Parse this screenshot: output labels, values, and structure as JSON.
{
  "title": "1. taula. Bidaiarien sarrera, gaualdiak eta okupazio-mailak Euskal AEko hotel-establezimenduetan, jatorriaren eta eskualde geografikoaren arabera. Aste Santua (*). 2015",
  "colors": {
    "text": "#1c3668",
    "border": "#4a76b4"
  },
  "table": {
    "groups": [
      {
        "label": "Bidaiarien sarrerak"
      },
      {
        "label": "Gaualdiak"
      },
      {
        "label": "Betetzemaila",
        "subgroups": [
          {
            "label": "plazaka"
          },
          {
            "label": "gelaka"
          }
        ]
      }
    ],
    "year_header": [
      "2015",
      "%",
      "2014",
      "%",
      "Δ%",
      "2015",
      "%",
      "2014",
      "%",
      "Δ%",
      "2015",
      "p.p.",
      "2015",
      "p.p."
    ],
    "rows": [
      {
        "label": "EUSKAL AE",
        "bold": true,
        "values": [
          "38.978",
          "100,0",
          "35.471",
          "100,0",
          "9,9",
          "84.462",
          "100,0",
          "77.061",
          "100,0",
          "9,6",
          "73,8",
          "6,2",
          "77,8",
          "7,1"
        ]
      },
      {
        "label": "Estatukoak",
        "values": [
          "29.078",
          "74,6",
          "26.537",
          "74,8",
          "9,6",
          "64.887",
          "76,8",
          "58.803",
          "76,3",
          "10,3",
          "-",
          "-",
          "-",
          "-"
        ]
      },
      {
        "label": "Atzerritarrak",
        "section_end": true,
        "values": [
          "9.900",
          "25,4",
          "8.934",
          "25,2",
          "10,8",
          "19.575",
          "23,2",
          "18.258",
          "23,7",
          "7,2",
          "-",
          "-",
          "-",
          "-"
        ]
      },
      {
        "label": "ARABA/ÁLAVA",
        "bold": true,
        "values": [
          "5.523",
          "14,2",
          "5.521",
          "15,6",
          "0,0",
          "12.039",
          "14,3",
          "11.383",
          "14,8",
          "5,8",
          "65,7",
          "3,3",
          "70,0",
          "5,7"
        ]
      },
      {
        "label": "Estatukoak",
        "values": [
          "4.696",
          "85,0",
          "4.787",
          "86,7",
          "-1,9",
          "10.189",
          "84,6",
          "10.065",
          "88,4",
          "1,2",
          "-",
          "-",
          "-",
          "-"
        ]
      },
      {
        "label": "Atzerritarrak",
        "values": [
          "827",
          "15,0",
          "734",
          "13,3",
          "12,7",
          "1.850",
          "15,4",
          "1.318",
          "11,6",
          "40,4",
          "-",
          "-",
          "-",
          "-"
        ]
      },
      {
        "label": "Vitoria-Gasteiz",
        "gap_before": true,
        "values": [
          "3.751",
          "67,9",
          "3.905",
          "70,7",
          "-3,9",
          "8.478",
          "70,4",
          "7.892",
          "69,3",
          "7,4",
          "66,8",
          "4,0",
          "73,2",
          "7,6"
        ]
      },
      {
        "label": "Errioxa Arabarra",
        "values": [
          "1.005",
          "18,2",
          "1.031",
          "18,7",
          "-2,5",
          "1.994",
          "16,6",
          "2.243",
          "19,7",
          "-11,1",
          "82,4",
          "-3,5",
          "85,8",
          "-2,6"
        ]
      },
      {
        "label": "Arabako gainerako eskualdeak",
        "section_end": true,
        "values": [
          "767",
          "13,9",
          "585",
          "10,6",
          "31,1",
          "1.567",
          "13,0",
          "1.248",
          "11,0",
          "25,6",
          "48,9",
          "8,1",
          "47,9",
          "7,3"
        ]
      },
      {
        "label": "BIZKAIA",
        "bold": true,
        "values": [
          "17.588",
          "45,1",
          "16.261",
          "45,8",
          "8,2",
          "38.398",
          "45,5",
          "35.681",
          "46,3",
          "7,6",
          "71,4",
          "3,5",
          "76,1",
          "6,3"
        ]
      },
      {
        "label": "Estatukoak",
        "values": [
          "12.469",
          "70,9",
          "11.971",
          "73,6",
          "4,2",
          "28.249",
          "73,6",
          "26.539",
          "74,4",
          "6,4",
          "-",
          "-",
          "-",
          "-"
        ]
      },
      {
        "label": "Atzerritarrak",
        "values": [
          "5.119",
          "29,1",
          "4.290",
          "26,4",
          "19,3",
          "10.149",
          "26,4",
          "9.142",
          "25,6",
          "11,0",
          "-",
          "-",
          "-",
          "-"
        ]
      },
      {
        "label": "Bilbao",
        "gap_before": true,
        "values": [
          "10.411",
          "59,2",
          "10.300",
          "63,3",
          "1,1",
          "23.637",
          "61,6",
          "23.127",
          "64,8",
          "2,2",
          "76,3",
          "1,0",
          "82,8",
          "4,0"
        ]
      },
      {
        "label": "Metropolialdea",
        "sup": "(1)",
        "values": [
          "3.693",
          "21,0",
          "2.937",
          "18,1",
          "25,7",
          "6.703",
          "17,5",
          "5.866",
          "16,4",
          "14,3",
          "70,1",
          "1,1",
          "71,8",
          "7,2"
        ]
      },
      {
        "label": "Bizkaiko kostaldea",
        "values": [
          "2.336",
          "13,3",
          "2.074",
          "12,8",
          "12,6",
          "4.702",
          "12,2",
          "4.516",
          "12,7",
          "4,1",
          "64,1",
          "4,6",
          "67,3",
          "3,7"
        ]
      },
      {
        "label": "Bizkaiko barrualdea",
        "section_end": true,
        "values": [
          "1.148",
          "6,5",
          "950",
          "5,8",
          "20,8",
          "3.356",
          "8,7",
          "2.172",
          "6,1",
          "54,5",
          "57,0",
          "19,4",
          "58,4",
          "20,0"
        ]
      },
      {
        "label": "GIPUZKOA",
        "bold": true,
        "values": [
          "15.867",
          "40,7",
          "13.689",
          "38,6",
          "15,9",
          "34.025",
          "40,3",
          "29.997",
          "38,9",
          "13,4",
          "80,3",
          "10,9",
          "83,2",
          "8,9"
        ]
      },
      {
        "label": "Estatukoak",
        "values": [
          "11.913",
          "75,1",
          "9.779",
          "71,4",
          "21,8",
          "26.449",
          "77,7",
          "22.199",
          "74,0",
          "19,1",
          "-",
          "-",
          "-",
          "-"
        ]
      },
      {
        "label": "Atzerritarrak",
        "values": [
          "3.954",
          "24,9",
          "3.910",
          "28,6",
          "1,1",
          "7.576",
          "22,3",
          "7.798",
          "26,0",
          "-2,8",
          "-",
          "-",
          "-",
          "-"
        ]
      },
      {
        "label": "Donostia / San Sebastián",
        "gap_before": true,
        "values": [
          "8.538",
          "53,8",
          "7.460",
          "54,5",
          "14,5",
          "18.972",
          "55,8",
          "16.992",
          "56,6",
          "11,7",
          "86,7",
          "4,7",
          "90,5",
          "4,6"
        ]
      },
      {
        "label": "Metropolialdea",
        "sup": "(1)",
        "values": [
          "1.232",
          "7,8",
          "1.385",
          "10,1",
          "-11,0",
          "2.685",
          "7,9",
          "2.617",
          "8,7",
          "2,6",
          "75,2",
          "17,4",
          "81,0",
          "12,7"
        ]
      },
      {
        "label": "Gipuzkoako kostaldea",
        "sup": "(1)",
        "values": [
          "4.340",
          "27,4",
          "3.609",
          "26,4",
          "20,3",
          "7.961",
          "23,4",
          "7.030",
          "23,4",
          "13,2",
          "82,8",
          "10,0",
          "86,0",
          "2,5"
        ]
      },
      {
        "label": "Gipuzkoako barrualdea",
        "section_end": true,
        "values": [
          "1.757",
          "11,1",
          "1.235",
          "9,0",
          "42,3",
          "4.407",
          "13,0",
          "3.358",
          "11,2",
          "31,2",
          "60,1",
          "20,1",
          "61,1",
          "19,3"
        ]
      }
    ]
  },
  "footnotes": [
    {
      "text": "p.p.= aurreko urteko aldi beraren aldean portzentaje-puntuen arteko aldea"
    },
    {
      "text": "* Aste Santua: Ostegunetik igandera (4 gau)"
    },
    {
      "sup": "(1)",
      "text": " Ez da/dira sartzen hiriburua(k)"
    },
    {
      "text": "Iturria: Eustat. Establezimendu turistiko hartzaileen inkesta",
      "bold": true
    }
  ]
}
...
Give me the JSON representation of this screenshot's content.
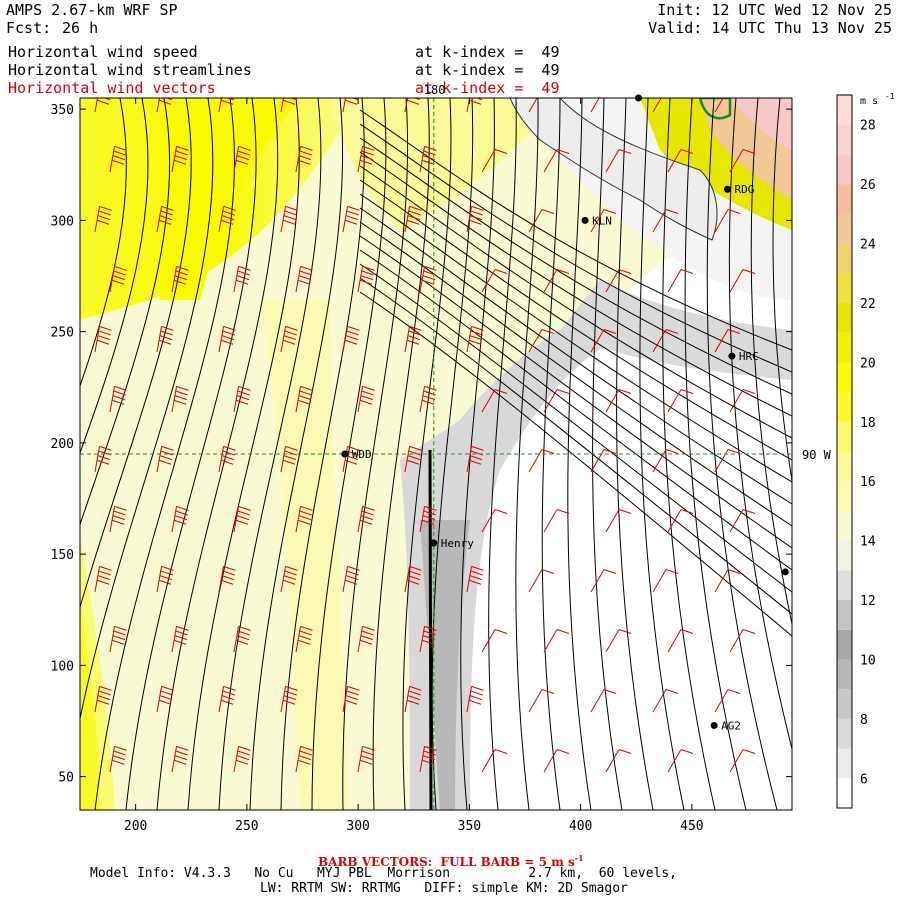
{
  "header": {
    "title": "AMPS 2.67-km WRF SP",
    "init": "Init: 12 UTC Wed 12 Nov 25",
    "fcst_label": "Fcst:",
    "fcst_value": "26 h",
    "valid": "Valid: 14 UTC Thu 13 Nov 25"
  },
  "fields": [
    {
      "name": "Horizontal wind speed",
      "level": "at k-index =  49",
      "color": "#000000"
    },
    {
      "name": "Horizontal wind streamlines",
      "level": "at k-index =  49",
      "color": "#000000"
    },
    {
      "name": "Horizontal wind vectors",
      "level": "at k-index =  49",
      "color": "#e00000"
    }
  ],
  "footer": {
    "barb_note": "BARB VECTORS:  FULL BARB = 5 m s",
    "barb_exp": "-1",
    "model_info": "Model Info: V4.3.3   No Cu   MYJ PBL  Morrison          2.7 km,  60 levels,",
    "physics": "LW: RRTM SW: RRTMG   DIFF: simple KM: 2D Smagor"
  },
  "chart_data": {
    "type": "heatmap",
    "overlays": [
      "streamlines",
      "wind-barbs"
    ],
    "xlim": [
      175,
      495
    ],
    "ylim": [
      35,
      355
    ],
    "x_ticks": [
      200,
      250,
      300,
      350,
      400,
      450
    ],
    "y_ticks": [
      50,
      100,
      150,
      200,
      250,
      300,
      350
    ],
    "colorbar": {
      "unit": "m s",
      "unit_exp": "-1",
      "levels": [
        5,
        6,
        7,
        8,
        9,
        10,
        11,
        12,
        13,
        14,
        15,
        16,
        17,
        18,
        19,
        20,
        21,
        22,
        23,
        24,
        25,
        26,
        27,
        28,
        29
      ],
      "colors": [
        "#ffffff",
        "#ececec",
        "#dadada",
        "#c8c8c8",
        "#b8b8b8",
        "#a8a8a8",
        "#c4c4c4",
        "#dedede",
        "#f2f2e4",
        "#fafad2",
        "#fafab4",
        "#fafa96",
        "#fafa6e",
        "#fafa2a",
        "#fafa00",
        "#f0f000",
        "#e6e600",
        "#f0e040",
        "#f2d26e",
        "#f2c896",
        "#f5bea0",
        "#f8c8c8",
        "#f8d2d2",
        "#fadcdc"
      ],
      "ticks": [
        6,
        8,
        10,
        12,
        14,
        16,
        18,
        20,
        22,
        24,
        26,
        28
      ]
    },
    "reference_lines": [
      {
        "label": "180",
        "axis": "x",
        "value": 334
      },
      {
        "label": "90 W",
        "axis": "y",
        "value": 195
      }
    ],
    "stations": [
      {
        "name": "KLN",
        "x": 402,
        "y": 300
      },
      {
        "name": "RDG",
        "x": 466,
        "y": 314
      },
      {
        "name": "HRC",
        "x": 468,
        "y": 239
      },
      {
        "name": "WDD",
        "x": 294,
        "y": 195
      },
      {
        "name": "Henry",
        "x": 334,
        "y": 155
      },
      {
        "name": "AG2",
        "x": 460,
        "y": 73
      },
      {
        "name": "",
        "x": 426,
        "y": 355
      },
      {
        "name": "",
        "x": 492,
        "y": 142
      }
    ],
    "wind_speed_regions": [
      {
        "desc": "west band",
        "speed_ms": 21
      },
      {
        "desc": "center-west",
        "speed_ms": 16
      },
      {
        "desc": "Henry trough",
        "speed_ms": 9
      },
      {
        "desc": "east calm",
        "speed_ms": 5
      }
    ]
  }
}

Written exercise:
Where a line holds "Horizontal", copy that line.

Solution for this task:
      "name": "Horizontal wind speed",
      "name": "Horizontal wind streamlines",
      "name": "Horizontal wind vectors",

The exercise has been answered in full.